• EXERCISE GOAL
Repeat every record exactly, but keep images out of the copy.

(Excerpts from a figure dataset)
======

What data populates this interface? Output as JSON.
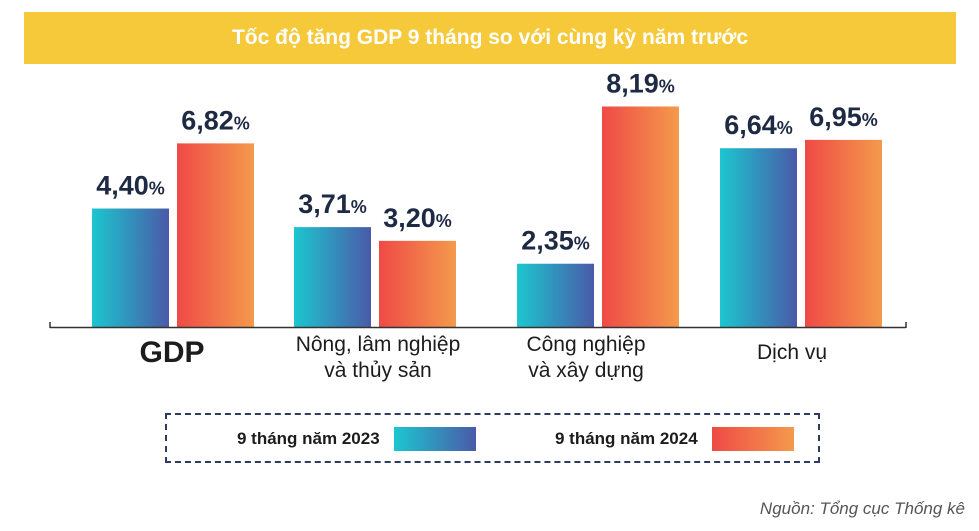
{
  "chart_data": {
    "type": "bar",
    "title": "Tốc độ tăng GDP 9 tháng so với cùng kỳ năm trước",
    "categories": [
      "GDP",
      "Nông, lâm nghiệp\nvà thủy sản",
      "Công nghiệp\nvà xây dựng",
      "Dịch vụ"
    ],
    "series": [
      {
        "name": "9 tháng năm 2023",
        "values": [
          4.4,
          3.71,
          2.35,
          6.64
        ],
        "labels": [
          "4,40",
          "3,71",
          "2,35",
          "6,64"
        ]
      },
      {
        "name": "9 tháng năm 2024",
        "values": [
          6.82,
          3.2,
          8.19,
          6.95
        ],
        "labels": [
          "6,82",
          "3,20",
          "8,19",
          "6,95"
        ]
      }
    ],
    "unit": "%",
    "ylim": [
      0,
      9.5
    ],
    "legend": "bottom",
    "grid": false
  },
  "colors": {
    "title_bg": "#f5c93a",
    "series_2023": [
      "#1cc6cf",
      "#4a5aa8"
    ],
    "series_2024": [
      "#ef4a46",
      "#f49a4c"
    ],
    "axis": "#333333"
  },
  "source": "Nguồn: Tổng cục Thống kê"
}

======

• OUTPUT OF THE TASK
What data populates this interface? Output as JSON.
{
  "chart_data": {
    "type": "bar",
    "title": "Tốc độ tăng GDP 9 tháng so với cùng kỳ năm trước",
    "categories": [
      "GDP",
      "Nông, lâm nghiệp\nvà thủy sản",
      "Công nghiệp\nvà xây dựng",
      "Dịch vụ"
    ],
    "series": [
      {
        "name": "9 tháng năm 2023",
        "values": [
          4.4,
          3.71,
          2.35,
          6.64
        ],
        "labels": [
          "4,40",
          "3,71",
          "2,35",
          "6,64"
        ]
      },
      {
        "name": "9 tháng năm 2024",
        "values": [
          6.82,
          3.2,
          8.19,
          6.95
        ],
        "labels": [
          "6,82",
          "3,20",
          "8,19",
          "6,95"
        ]
      }
    ],
    "unit": "%",
    "ylim": [
      0,
      9.5
    ],
    "legend": "bottom",
    "grid": false
  },
  "colors": {
    "title_bg": "#f5c93a",
    "series_2023": [
      "#1cc6cf",
      "#4a5aa8"
    ],
    "series_2024": [
      "#ef4a46",
      "#f49a4c"
    ],
    "axis": "#333333"
  },
  "source": "Nguồn: Tổng cục Thống kê"
}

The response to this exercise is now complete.